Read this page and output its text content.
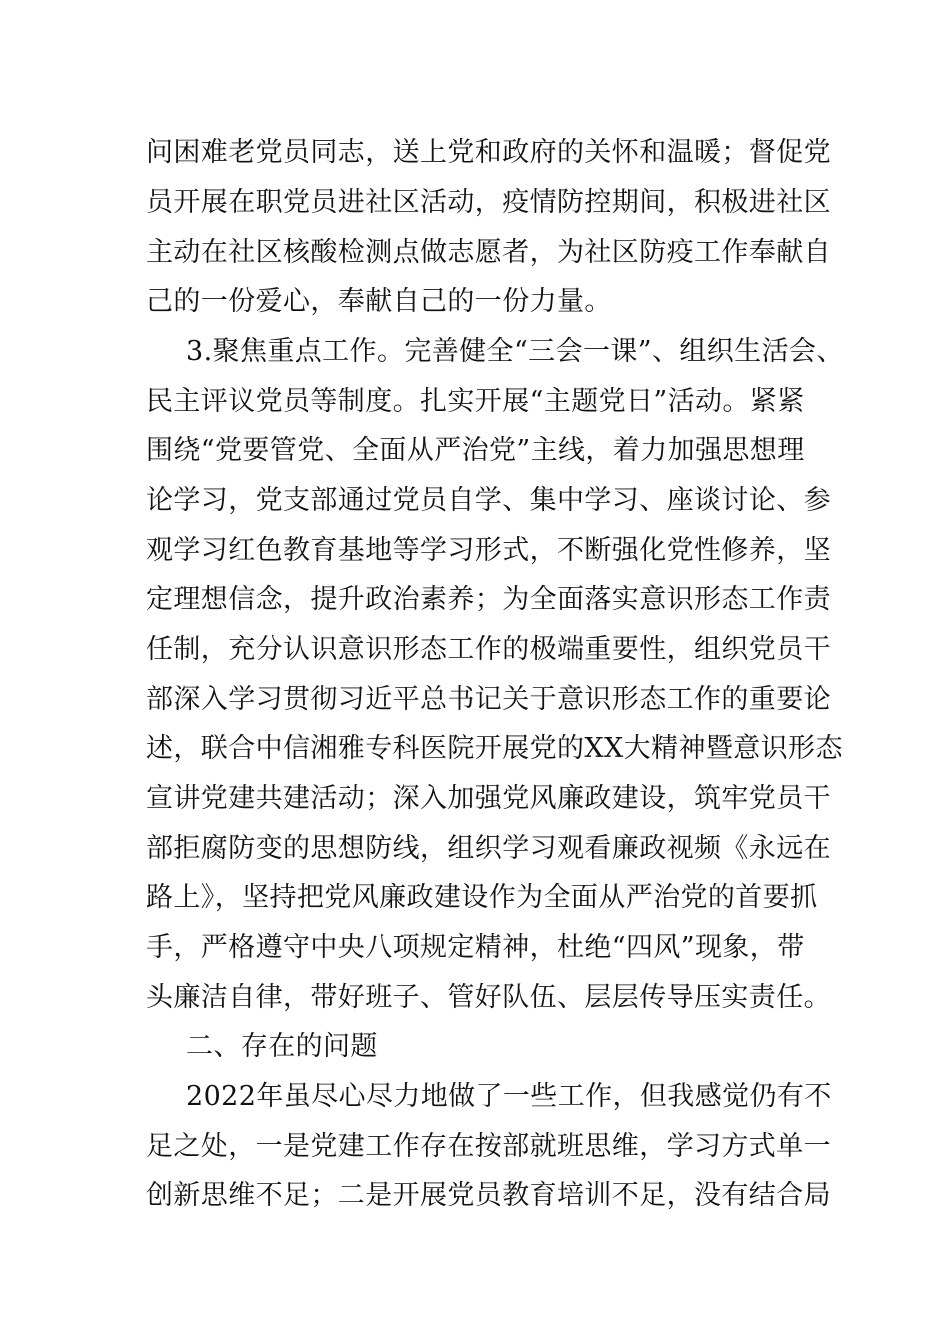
问困难老党员同志，送上党和政府的关怀和温暖；督促党
员开展在职党员进社区活动，疫情防控期间，积极进社区
主动在社区核酸检测点做志愿者，为社区防疫工作奉献自
己的一份爱心，奉献自己的一份力量。
3.聚焦重点工作。完善健全“三会一课”、组织生活会、
民主评议党员等制度。扎实开展“主题党日”活动。紧紧
围绕“党要管党、全面从严治党”主线，着力加强思想理
论学习，党支部通过党员自学、集中学习、座谈讨论、参
观学习红色教育基地等学习形式，不断强化党性修养，坚
定理想信念，提升政治素养；为全面落实意识形态工作责
任制，充分认识意识形态工作的极端重要性，组织党员干
部深入学习贯彻习近平总书记关于意识形态工作的重要论
述，联合中信湘雅专科医院开展党的XX大精神暨意识形态
宣讲党建共建活动；深入加强党风廉政建设，筑牢党员干
部拒腐防变的思想防线，组织学习观看廉政视频《永远在
路上》，坚持把党风廉政建设作为全面从严治党的首要抓
手，严格遵守中央八项规定精神，杜绝“四风”现象，带
头廉洁自律，带好班子、管好队伍、层层传导压实责任。
二、存在的问题
2022年虽尽心尽力地做了一些工作，但我感觉仍有不
足之处，一是党建工作存在按部就班思维，学习方式单一
创新思维不足；二是开展党员教育培训不足，没有结合局
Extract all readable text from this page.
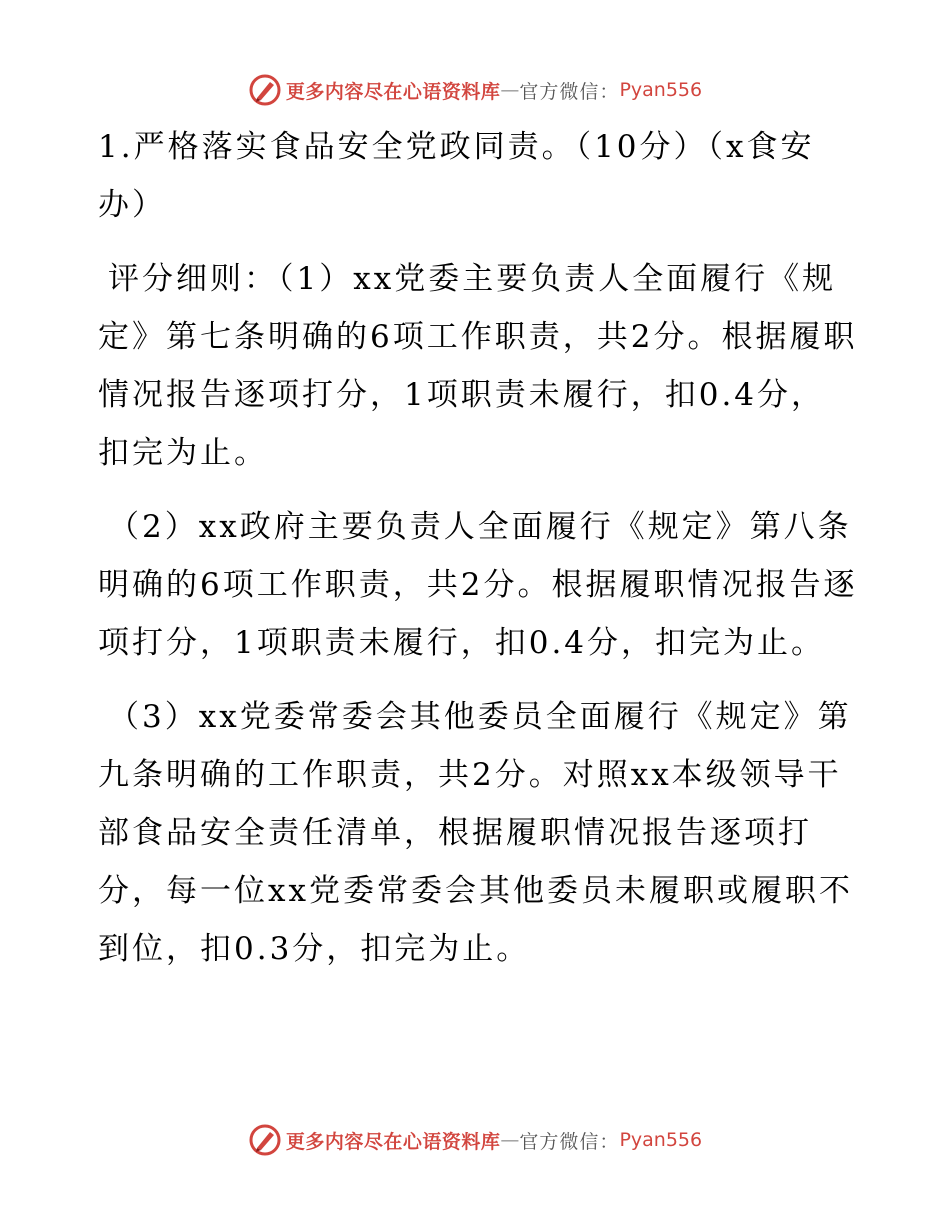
更多内容尽在心语资料库 — 官方微信： Pyan556

1.严格落实食品安全党政同责。（10分）（x食安办）

评分细则：（1）xx党委主要负责人全面履行《规定》第七条明确的6项工作职责，共2分。根据履职情况报告逐项打分，1项职责未履行，扣0.4分，扣完为止。

（2）xx政府主要负责人全面履行《规定》第八条明确的6项工作职责，共2分。根据履职情况报告逐项打分，1项职责未履行，扣0.4分，扣完为止。

（3）xx党委常委会其他委员全面履行《规定》第九条明确的工作职责，共2分。对照xx本级领导干部食品安全责任清单，根据履职情况报告逐项打分，每一位xx党委常委会其他委员未履职或履职不到位，扣0.3分，扣完为止。

更多内容尽在心语资料库 — 官方微信： Pyan556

• TASK REQUIREMENTS
Find the string "根据履职情况报告逐项打分" in the entries above and return each line that holds it.

• FINAL RESULT
评分细则：（1）xx党委主要负责人全面履行《规定》第七条明确的6项工作职责，共2分。根据履职情况报告逐项打分，1项职责未履行，扣0.4分，扣完为止。
（2）xx政府主要负责人全面履行《规定》第八条明确的6项工作职责，共2分。根据履职情况报告逐项打分，1项职责未履行，扣0.4分，扣完为止。
（3）xx党委常委会其他委员全面履行《规定》第九条明确的工作职责，共2分。对照xx本级领导干部食品安全责任清单，根据履职情况报告逐项打分，每一位xx党委常委会其他委员未履职或履职不到位，扣0.3分，扣完为止。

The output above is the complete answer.